Entries from a dataset:
★ ★ ★

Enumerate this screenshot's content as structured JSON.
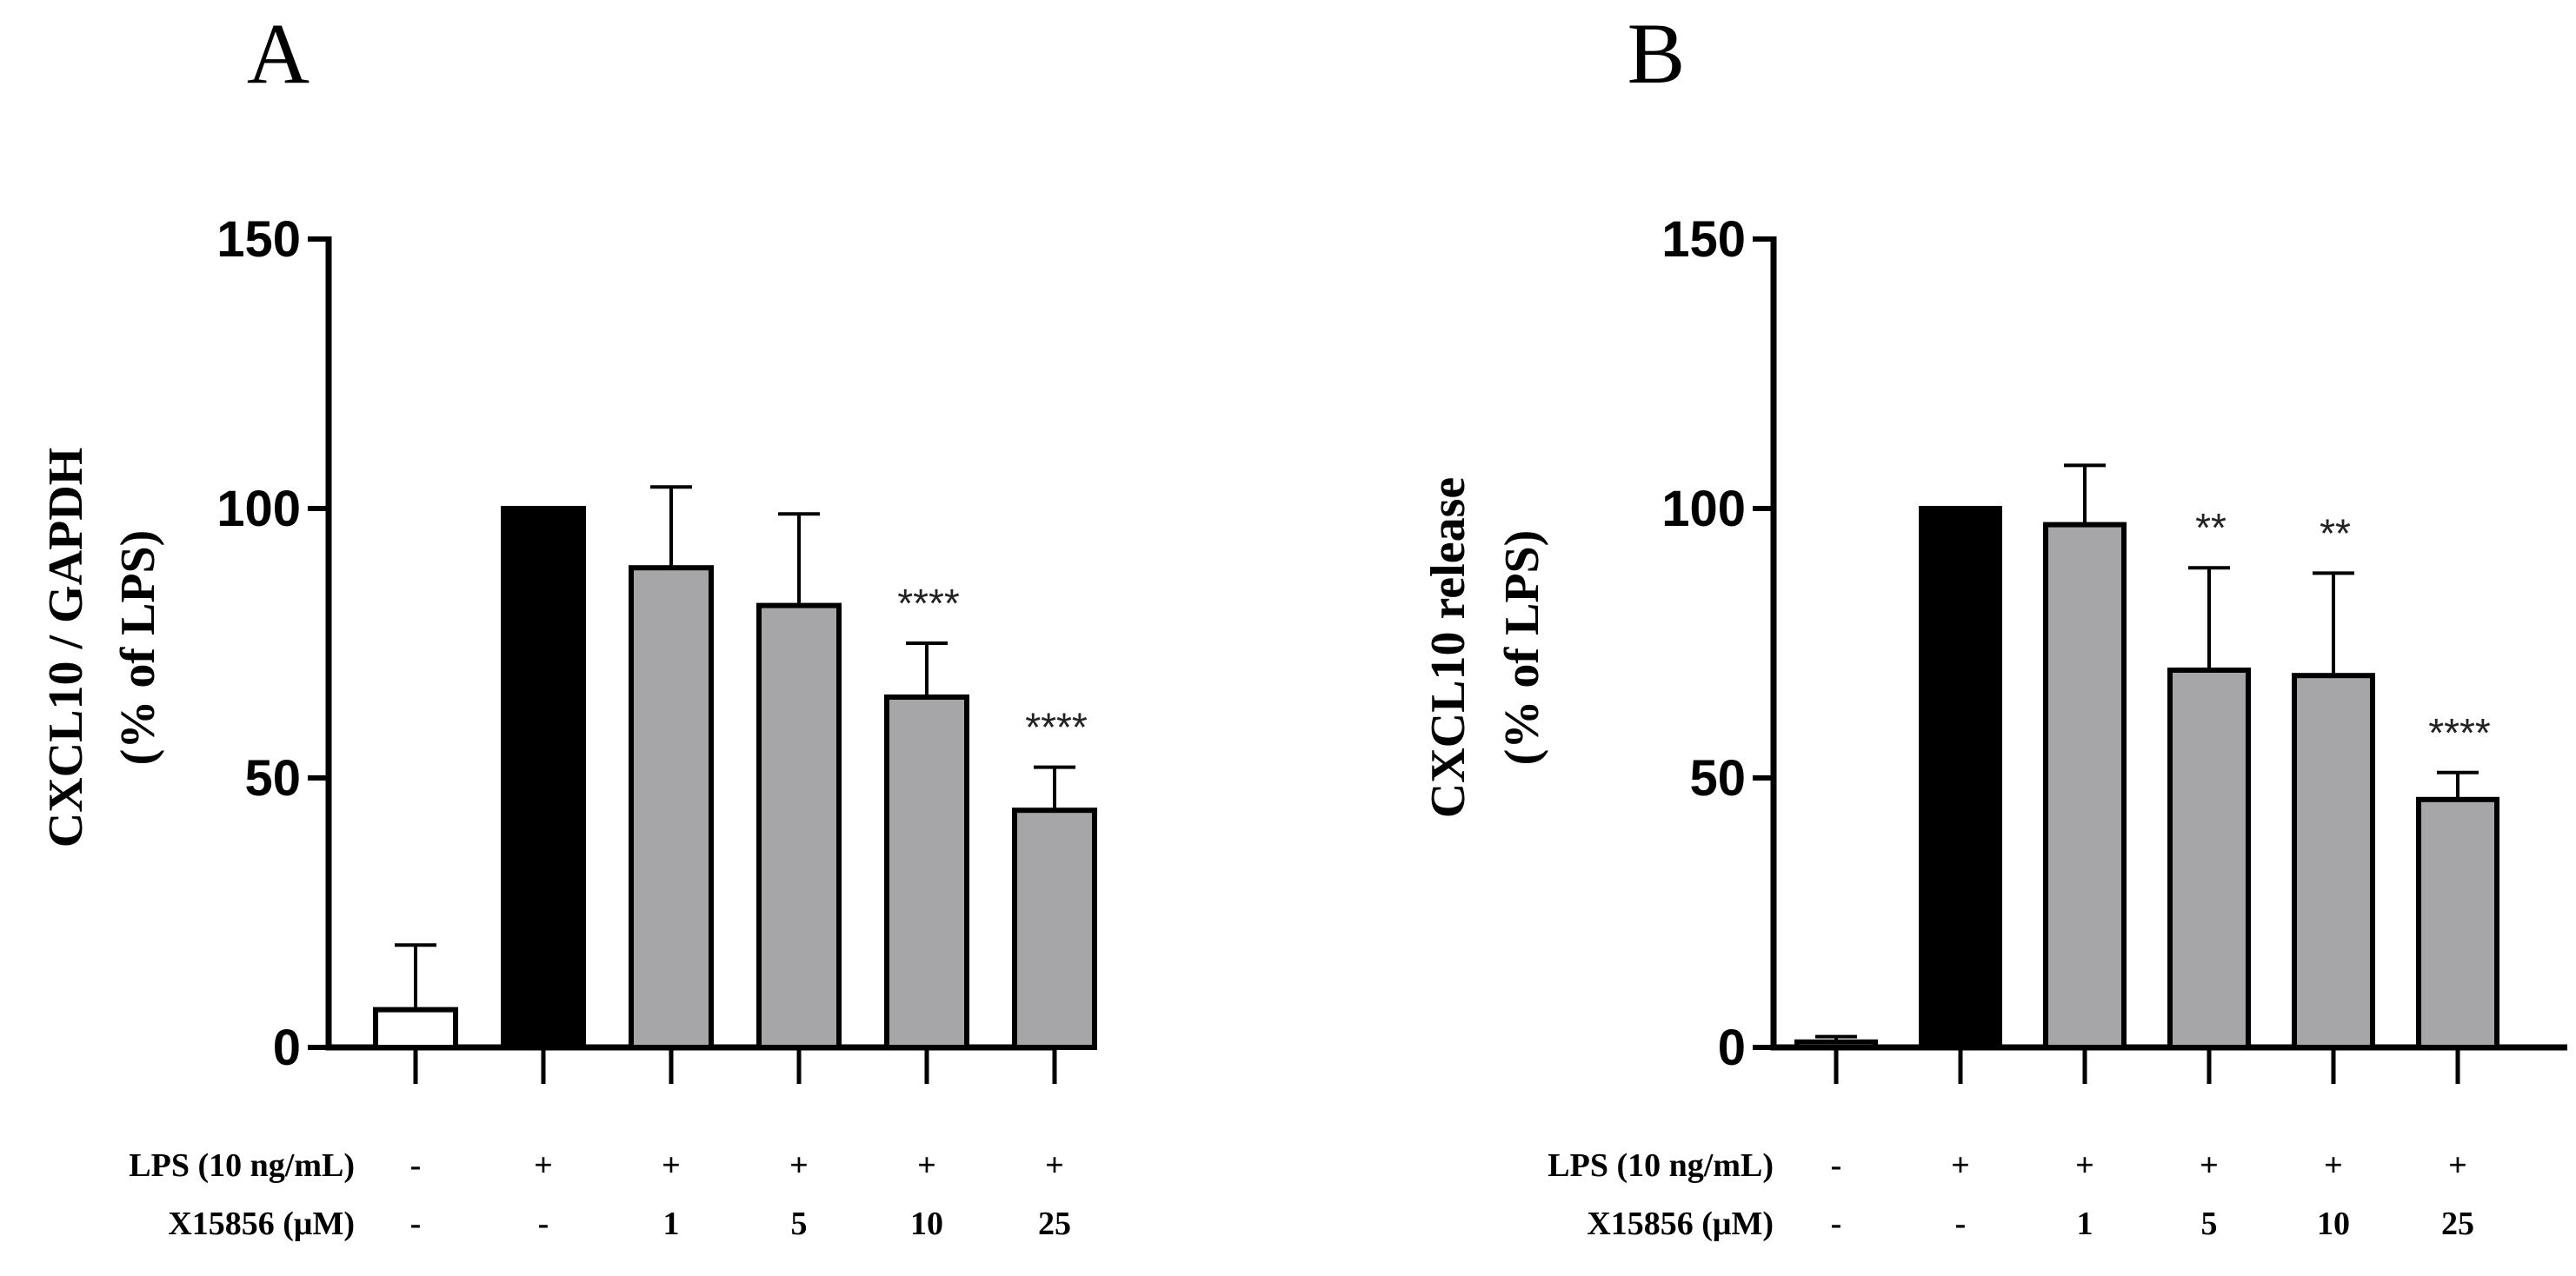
{
  "chart_data": [
    {
      "panel": "A",
      "type": "bar",
      "ylabel_line1": "CXCL10 / GAPDH",
      "ylabel_line2": "(% of LPS)",
      "ylim": [
        0,
        150
      ],
      "yticks": [
        0,
        50,
        100,
        150
      ],
      "bars": [
        {
          "value": 7,
          "err": 12,
          "fill": "#ffffff",
          "sig": ""
        },
        {
          "value": 100,
          "err": 0,
          "fill": "#000000",
          "sig": ""
        },
        {
          "value": 89,
          "err": 15,
          "fill": "#a6a6a8",
          "sig": ""
        },
        {
          "value": 82,
          "err": 17,
          "fill": "#a6a6a8",
          "sig": ""
        },
        {
          "value": 65,
          "err": 10,
          "fill": "#a6a6a8",
          "sig": "****"
        },
        {
          "value": 44,
          "err": 8,
          "fill": "#a6a6a8",
          "sig": "****"
        }
      ],
      "conditions": [
        {
          "label": "LPS (10 ng/mL)",
          "values": [
            "-",
            "+",
            "+",
            "+",
            "+",
            "+"
          ]
        },
        {
          "label": "X15856 (μM)",
          "values": [
            "-",
            "-",
            "1",
            "5",
            "10",
            "25"
          ]
        }
      ]
    },
    {
      "panel": "B",
      "type": "bar",
      "ylabel_line1": "CXCL10 release",
      "ylabel_line2": "(% of LPS)",
      "ylim": [
        0,
        150
      ],
      "yticks": [
        0,
        50,
        100,
        150
      ],
      "bars": [
        {
          "value": 1,
          "err": 1,
          "fill": "#ffffff",
          "sig": ""
        },
        {
          "value": 100,
          "err": 0,
          "fill": "#000000",
          "sig": ""
        },
        {
          "value": 97,
          "err": 11,
          "fill": "#a6a6a8",
          "sig": ""
        },
        {
          "value": 70,
          "err": 19,
          "fill": "#a6a6a8",
          "sig": "**"
        },
        {
          "value": 69,
          "err": 19,
          "fill": "#a6a6a8",
          "sig": "**"
        },
        {
          "value": 46,
          "err": 5,
          "fill": "#a6a6a8",
          "sig": "****"
        }
      ],
      "conditions": [
        {
          "label": "LPS (10 ng/mL)",
          "values": [
            "-",
            "+",
            "+",
            "+",
            "+",
            "+"
          ]
        },
        {
          "label": "X15856 (μM)",
          "values": [
            "-",
            "-",
            "1",
            "5",
            "10",
            "25"
          ]
        }
      ]
    }
  ]
}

★ ★ ★

(Problem description):
Each record should be quoted exactly, with the images omitted.

(Right answer):
Enumerate this screenshot's content as structured JSON.
{
  "chart_data": [
    {
      "panel": "A",
      "type": "bar",
      "ylabel_line1": "CXCL10 / GAPDH",
      "ylabel_line2": "(% of LPS)",
      "ylim": [
        0,
        150
      ],
      "yticks": [
        0,
        50,
        100,
        150
      ],
      "bars": [
        {
          "value": 7,
          "err": 12,
          "fill": "#ffffff",
          "sig": ""
        },
        {
          "value": 100,
          "err": 0,
          "fill": "#000000",
          "sig": ""
        },
        {
          "value": 89,
          "err": 15,
          "fill": "#a6a6a8",
          "sig": ""
        },
        {
          "value": 82,
          "err": 17,
          "fill": "#a6a6a8",
          "sig": ""
        },
        {
          "value": 65,
          "err": 10,
          "fill": "#a6a6a8",
          "sig": "****"
        },
        {
          "value": 44,
          "err": 8,
          "fill": "#a6a6a8",
          "sig": "****"
        }
      ],
      "conditions": [
        {
          "label": "LPS (10 ng/mL)",
          "values": [
            "-",
            "+",
            "+",
            "+",
            "+",
            "+"
          ]
        },
        {
          "label": "X15856 (μM)",
          "values": [
            "-",
            "-",
            "1",
            "5",
            "10",
            "25"
          ]
        }
      ]
    },
    {
      "panel": "B",
      "type": "bar",
      "ylabel_line1": "CXCL10 release",
      "ylabel_line2": "(% of LPS)",
      "ylim": [
        0,
        150
      ],
      "yticks": [
        0,
        50,
        100,
        150
      ],
      "bars": [
        {
          "value": 1,
          "err": 1,
          "fill": "#ffffff",
          "sig": ""
        },
        {
          "value": 100,
          "err": 0,
          "fill": "#000000",
          "sig": ""
        },
        {
          "value": 97,
          "err": 11,
          "fill": "#a6a6a8",
          "sig": ""
        },
        {
          "value": 70,
          "err": 19,
          "fill": "#a6a6a8",
          "sig": "**"
        },
        {
          "value": 69,
          "err": 19,
          "fill": "#a6a6a8",
          "sig": "**"
        },
        {
          "value": 46,
          "err": 5,
          "fill": "#a6a6a8",
          "sig": "****"
        }
      ],
      "conditions": [
        {
          "label": "LPS (10 ng/mL)",
          "values": [
            "-",
            "+",
            "+",
            "+",
            "+",
            "+"
          ]
        },
        {
          "label": "X15856 (μM)",
          "values": [
            "-",
            "-",
            "1",
            "5",
            "10",
            "25"
          ]
        }
      ]
    }
  ]
}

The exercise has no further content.